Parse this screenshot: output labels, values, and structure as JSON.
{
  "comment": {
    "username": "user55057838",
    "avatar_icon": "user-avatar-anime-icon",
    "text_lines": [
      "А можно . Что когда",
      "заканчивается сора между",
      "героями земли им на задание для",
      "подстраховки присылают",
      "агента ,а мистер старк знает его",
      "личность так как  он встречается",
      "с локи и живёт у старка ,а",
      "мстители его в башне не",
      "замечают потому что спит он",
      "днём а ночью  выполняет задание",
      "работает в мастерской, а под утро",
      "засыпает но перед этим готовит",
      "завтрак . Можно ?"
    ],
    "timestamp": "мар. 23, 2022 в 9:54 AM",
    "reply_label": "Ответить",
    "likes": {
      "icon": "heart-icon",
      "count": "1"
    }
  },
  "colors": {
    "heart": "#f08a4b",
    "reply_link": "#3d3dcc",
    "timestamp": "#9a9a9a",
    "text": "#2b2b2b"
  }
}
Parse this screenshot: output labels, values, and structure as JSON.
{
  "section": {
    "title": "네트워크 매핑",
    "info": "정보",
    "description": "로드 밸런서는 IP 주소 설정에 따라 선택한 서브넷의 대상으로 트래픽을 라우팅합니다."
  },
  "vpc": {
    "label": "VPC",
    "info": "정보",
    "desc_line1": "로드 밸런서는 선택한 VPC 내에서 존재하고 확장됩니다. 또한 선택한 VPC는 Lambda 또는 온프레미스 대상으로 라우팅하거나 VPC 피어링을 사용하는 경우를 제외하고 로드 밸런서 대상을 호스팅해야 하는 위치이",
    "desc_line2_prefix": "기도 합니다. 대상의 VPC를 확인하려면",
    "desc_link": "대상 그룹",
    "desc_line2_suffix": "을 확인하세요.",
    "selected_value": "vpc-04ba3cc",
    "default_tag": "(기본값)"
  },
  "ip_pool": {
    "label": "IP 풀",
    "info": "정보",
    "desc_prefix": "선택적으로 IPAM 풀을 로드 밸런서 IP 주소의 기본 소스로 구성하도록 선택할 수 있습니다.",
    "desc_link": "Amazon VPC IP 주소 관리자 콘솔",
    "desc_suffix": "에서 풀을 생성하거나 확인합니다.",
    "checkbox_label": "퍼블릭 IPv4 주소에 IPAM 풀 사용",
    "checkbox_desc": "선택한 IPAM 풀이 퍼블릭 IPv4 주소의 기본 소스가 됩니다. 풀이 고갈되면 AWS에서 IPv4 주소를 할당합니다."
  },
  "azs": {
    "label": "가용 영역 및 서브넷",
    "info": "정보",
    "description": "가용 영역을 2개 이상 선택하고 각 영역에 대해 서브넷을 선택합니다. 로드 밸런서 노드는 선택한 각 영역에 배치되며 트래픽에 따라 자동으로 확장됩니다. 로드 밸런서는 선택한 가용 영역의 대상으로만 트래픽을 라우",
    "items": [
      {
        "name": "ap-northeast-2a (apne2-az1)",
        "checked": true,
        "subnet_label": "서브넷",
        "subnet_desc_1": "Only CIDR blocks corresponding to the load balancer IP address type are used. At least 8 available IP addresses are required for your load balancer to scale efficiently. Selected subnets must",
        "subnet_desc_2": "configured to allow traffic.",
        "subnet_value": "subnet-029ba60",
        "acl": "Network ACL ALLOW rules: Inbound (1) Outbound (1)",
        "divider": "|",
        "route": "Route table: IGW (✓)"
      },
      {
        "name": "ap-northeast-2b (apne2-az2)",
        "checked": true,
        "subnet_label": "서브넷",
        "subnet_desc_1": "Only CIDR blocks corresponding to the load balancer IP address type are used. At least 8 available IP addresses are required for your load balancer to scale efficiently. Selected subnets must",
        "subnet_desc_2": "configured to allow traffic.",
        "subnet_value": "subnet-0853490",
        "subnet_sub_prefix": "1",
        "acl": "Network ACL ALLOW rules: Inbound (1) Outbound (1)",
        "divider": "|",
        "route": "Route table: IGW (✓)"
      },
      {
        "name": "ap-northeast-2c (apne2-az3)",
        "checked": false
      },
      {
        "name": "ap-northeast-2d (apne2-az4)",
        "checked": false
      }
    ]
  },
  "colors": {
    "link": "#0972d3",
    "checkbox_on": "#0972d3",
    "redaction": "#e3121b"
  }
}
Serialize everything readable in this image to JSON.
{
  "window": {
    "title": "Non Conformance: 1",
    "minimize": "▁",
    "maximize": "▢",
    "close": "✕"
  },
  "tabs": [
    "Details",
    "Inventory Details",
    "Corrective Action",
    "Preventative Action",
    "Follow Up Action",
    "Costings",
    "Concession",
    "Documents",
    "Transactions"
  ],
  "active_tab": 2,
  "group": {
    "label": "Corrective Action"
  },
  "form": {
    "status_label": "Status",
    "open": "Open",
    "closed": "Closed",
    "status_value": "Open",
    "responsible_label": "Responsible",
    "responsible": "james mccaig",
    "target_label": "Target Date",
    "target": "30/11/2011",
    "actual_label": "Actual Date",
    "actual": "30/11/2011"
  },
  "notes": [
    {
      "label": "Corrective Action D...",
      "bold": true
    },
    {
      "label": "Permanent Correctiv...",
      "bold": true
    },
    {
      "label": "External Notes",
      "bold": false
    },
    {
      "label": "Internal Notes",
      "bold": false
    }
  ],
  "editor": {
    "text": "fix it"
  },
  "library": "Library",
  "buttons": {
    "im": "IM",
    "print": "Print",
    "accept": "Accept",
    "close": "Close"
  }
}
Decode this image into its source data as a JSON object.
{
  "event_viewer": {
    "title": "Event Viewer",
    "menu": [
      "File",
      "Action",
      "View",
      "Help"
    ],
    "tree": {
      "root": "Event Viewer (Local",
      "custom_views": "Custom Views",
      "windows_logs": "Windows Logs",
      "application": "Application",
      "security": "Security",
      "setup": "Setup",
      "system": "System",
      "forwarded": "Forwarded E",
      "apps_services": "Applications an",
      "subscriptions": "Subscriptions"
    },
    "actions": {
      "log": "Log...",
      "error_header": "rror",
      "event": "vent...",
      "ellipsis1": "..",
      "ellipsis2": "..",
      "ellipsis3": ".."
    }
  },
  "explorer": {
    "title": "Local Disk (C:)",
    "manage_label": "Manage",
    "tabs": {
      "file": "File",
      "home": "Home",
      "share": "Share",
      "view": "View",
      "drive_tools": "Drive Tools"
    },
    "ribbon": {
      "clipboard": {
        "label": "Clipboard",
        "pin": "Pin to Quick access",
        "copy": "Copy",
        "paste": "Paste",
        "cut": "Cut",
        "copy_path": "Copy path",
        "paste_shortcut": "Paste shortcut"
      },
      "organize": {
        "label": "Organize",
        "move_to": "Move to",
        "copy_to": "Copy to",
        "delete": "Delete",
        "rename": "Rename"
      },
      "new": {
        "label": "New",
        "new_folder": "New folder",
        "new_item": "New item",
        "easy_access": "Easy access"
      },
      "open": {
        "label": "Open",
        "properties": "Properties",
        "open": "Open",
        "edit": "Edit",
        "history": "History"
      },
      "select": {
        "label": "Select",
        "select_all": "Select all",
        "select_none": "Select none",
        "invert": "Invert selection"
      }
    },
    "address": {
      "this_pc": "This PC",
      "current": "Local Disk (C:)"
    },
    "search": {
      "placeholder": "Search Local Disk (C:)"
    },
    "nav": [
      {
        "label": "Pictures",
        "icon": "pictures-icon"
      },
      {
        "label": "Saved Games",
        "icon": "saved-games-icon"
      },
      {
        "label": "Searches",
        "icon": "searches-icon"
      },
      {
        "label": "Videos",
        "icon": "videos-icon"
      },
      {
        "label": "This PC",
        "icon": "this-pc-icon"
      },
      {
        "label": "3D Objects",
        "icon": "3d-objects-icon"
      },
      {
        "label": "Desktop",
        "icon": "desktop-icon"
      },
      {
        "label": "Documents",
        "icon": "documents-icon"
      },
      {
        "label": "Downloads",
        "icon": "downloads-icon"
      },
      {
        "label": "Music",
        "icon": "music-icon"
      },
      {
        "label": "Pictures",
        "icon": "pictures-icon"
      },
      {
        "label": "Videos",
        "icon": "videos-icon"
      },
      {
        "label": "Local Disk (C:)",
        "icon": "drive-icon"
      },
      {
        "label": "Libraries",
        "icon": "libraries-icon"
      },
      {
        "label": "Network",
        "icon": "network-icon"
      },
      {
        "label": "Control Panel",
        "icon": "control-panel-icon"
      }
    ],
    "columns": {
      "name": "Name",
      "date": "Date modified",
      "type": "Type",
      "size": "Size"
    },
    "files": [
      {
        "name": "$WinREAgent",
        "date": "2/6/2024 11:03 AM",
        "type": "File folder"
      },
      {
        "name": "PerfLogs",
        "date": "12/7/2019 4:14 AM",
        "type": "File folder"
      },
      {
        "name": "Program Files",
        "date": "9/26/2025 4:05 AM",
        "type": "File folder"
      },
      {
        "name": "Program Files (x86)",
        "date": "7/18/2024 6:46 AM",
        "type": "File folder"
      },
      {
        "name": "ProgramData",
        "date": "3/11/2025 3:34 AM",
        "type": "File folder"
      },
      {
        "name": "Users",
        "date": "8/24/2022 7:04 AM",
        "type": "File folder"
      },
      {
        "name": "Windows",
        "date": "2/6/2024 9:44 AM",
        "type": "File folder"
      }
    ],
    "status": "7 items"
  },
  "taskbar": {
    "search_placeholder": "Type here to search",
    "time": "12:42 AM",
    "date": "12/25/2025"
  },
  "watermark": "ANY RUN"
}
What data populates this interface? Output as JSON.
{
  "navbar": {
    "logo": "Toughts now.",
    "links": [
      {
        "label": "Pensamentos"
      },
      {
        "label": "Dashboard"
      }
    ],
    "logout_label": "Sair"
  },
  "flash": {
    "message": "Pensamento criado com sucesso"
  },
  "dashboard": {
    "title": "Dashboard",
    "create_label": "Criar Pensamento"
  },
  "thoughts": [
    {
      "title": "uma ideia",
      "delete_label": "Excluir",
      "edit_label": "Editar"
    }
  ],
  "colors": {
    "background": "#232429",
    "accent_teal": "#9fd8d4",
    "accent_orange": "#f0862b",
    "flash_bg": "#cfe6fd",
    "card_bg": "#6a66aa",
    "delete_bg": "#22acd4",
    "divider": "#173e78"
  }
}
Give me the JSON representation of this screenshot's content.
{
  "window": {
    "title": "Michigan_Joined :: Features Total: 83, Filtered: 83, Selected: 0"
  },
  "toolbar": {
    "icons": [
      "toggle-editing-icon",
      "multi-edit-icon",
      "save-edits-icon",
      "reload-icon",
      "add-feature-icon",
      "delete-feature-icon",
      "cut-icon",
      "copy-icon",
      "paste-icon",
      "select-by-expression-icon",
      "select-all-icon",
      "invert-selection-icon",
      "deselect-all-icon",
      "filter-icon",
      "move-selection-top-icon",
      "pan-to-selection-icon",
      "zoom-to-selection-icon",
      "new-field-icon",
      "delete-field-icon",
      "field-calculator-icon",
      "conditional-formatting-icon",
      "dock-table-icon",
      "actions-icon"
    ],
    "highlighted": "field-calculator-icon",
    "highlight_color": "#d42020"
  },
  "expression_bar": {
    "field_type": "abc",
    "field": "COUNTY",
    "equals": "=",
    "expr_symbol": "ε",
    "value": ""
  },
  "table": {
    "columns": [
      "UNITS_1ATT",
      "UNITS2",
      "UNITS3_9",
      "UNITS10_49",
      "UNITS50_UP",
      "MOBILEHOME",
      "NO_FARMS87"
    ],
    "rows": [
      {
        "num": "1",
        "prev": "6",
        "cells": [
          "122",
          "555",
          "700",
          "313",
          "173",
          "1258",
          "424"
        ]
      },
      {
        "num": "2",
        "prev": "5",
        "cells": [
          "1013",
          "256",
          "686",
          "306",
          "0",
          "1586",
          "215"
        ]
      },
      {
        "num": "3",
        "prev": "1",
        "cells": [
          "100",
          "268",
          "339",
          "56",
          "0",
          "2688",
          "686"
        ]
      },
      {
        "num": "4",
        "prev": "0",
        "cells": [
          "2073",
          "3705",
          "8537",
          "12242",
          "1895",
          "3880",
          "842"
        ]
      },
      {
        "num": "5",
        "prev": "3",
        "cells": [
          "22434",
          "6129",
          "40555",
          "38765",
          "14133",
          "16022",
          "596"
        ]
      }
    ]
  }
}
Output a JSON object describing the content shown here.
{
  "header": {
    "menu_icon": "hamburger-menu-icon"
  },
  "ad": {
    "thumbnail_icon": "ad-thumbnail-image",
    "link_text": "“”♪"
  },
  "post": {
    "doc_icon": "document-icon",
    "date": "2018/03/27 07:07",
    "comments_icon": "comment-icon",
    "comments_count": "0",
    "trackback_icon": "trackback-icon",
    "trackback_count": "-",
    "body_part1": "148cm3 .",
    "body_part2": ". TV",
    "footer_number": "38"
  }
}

────────

== GIVEN INSTRUCTION ==
Pick out all the lines with the word "table" in them and copy them.

== COMPLETE OUTPUT ==
        "route": "Route table: IGW (✓)"
        "route": "Route table: IGW (✓)"
      "dock-table-icon",
  "table": {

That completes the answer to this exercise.